-- start of Excerpt to read --

There are two main types of invoice financing: invoice factoring and invoice discounting. Both types of invoice financing allow businesses to sell their unpaid invoices to a financing company in exchange for immediate payment. We break down the key differences between invoice factoring and invoice discounting below.
A Common Question MoneyHub Readers Ask Us: "I’m concerned about cash flow. Should I use invoice financing or take out a small business loan?"
The answer depends on several factors you'll need to consider.
- First, invoice financing is a fast financial solution that allows businesses to access funds secured by unpaid invoices almost immediately. This increased cash flow speed can be useful for businesses experiencing cash flow problems and needing a quick influx of working capital.
- However, invoice financing does have some drawbacks, including the possibility of not receiving the full value of the invoices and the risk of becoming overly reliant on the financing.
- Small business loans are another option for businesses needing to manage their cash flow. In the past, small business loans may have taken weeks to process, which made them less suitable for businesses with urgent cash flow needs, however online lenders are changing this and speeding up applications to help manage the ups and downs of cash flow. Overall, small business loans can be processed quickly, making them a viable alternative to invoice financing for businesses needing fast financing.
- For a further breakdown of small business loans, check out our comprehensive guide and comparison.
Understanding What Invoice Finance Can Cost
Our examples indicate typical costs, but the fees will vary based on the lender and the business
Example 1: Small Business Scenario
Actual cost:
Example 2: Growing Business Scenario
Actual cost:
Our examples indicate typical costs, but the fees will vary based on the lender and the business
Example 1: Small Business Scenario
- Invoice value: $10,000
- Payment terms: 30 days
- Provider advance rate: 80% ($8,000 upfront)
- Discount rate: 3% of total invoice
- Setup fee: $500 (one-time)
- Monthly management fee: $100
Actual cost:
- Discount fee: $300
- Monthly management: $100
- Total cost for this invoice: $400
- Effective interest rate: 4% for 30 days = 48% annualised
- Plus $500 setup if first time
Example 2: Growing Business Scenario
- Monthly invoices: $50,000
- Average payment terms: 45 days
- Provider advance rate: 85% ($42,500 upfront)
- Discount rate: 2.5% for first 30 days, 0.5% per week after
- Credit check fees: $50 per new customer
- Same-day funding premium: 0.25%
Actual cost:
- Discount fees (45 days): $1,625
- Credit checks (2 new customers): $100
- Same-day funding on urgent invoices: $125
- Total monthly cost: $1,850 = 3.7% of invoice value
- Annual cost if used continuously: $22,200
Understanding Invoice Factoring vs Invoice Discounting
What is invoice factoring? How does the invoice factoring process work?

-- end of Excerpt to read --

Given task A
According to the invoice financing excerpt, what are the two main types of invoice financing?
Given task B
In the records, list the lines as a numbered list, starting at the line that contains "- tq-chat-widget: TQ合谈通" and ending at the line that contains "- tq-agent-row[interactable]: 客服3", with blank lines left out.

-- start of Dataset records --

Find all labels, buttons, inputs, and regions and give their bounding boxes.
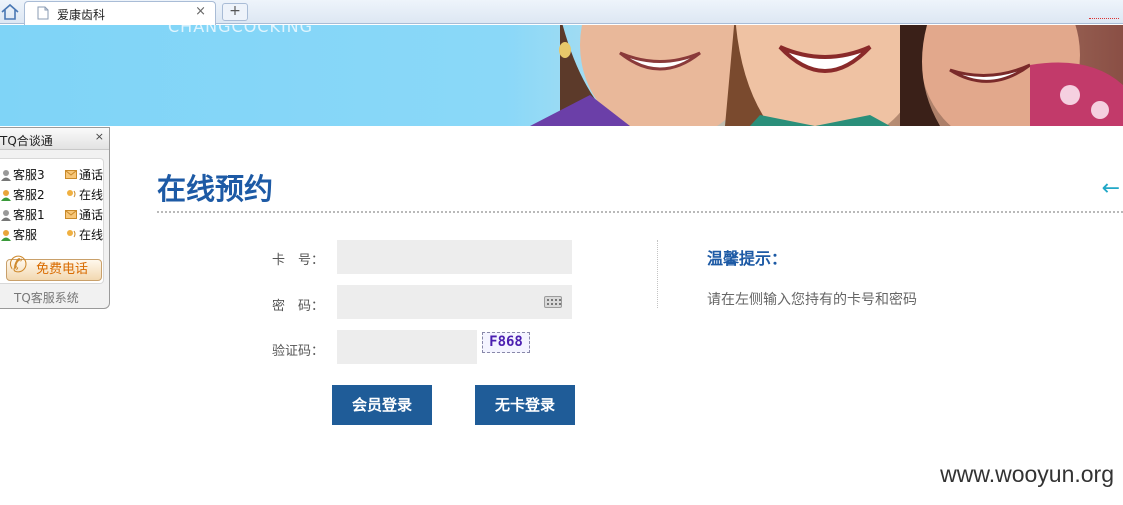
- tq-chat-widget: TQ合谈通 × 客服3 通话 客服2 在线 客服1 通话 客服 在线 ✆ 免费电…: [0, 127, 110, 309]
- agent-avatar-icon: [1, 209, 11, 221]
- captcha-label: 验证码：: [271, 344, 324, 359]
- keyboard-icon[interactable]: [544, 296, 562, 308]
- tq-agent-row[interactable]: 客服3 通话: [0, 166, 104, 184]
- tq-agent-list: 客服3 通话 客服2 在线 客服1 通话 客服 在线 ✆ 免费电话: [0, 158, 104, 284]
- tips-title: 温馨提示：: [707, 249, 788, 268]
- agent-avatar-icon: [1, 189, 11, 201]
- envelope-icon: [65, 210, 77, 219]
- member-login-button[interactable]: 会员登录: [332, 385, 432, 425]
- tips-text: 请在左侧输入您持有的卡号和密码: [707, 292, 917, 308]
- title-divider: [157, 211, 1123, 213]
- tq-agent-row[interactable]: 客服2 在线: [0, 186, 104, 204]
- phone-icon: ✆: [9, 253, 28, 278]
- online-icon: [67, 190, 76, 198]
- tab-close-icon[interactable]: ×: [195, 4, 206, 19]
- card-number-label: 卡 号：: [271, 253, 324, 268]
- banner-photo: [530, 25, 1123, 126]
- captcha-input[interactable]: [337, 330, 477, 364]
- page-icon: [37, 6, 49, 20]
- back-arrow-icon[interactable]: ←: [1102, 176, 1120, 201]
- tq-agent-row[interactable]: 客服 在线: [0, 226, 104, 244]
- tq-agent-row[interactable]: 客服1 通话: [0, 206, 104, 224]
- browser-tab[interactable]: 爱康齿科 ×: [24, 1, 216, 25]
- tq-agent-name: 客服3: [13, 168, 45, 182]
- tq-agent-name: 客服: [13, 228, 38, 242]
- card-number-input[interactable]: [337, 240, 572, 274]
- free-call-label: 免费电话: [35, 262, 88, 277]
- online-icon: [67, 230, 76, 238]
- watermark: www.wooyun.org: [940, 461, 1114, 487]
- form-tips-divider: [657, 240, 658, 308]
- banner: CHANGCOCKING: [0, 25, 1123, 126]
- tq-close-icon[interactable]: ×: [95, 130, 104, 143]
- tab-title: 爱康齿科: [57, 8, 106, 22]
- page-title: 在线预约: [157, 172, 274, 206]
- tq-agent-status: 通话: [79, 208, 104, 222]
- tq-agent-status: 通话: [79, 168, 104, 182]
- tq-agent-name: 客服2: [13, 188, 45, 202]
- tq-title: TQ合谈通: [0, 134, 53, 148]
- browser-tab-bar: 爱康齿科 × +: [0, 0, 1123, 25]
- tq-footer: TQ客服系统: [14, 291, 79, 305]
- password-input[interactable]: [337, 285, 572, 319]
- agent-avatar-icon: [1, 169, 11, 181]
- tab-bar-divider: [1089, 18, 1119, 19]
- envelope-icon: [65, 170, 77, 179]
- captcha-image[interactable]: F868: [482, 332, 530, 353]
- new-tab-button[interactable]: +: [222, 3, 248, 21]
- banner-partial-text: CHANGCOCKING: [168, 25, 314, 36]
- agent-avatar-icon: [1, 229, 11, 241]
- tq-agent-status: 在线: [79, 188, 104, 202]
- tq-header: TQ合谈通 ×: [0, 128, 109, 150]
- tq-agent-status: 在线: [79, 228, 104, 242]
- no-card-login-button[interactable]: 无卡登录: [475, 385, 575, 425]
- tq-agent-name: 客服1: [13, 208, 45, 222]
- password-label: 密 码：: [271, 299, 324, 314]
- free-call-button[interactable]: ✆ 免费电话: [6, 253, 102, 281]
- home-icon[interactable]: [0, 2, 20, 22]
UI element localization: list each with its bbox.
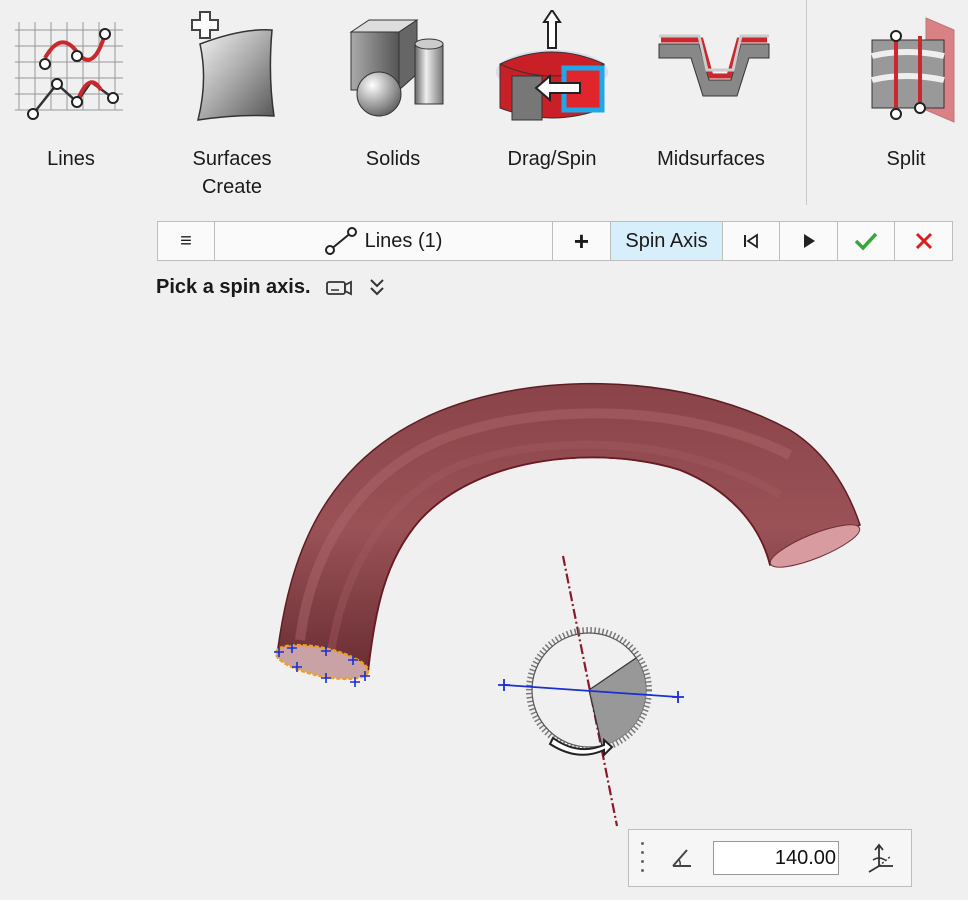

-- end of Dataset records --

Complete answer A
Invoice factoring and invoice discounting.

Complete answer B
1. - tq-chat-widget: TQ合谈通 × 客服3 通话 客服2 在线 客服1 通话 客服 在线 ✆ 免费电…: [0, 127, 110, 309]
2. - agent-avatar-icon: [1, 209, 11, 221]
3. - captcha-label: 验证码：: [271, 344, 324, 359]
4. - keyboard-icon[interactable]: [544, 296, 562, 308]
5. - tq-agent-row[interactable]: 客服3 通话: [0, 166, 104, 184]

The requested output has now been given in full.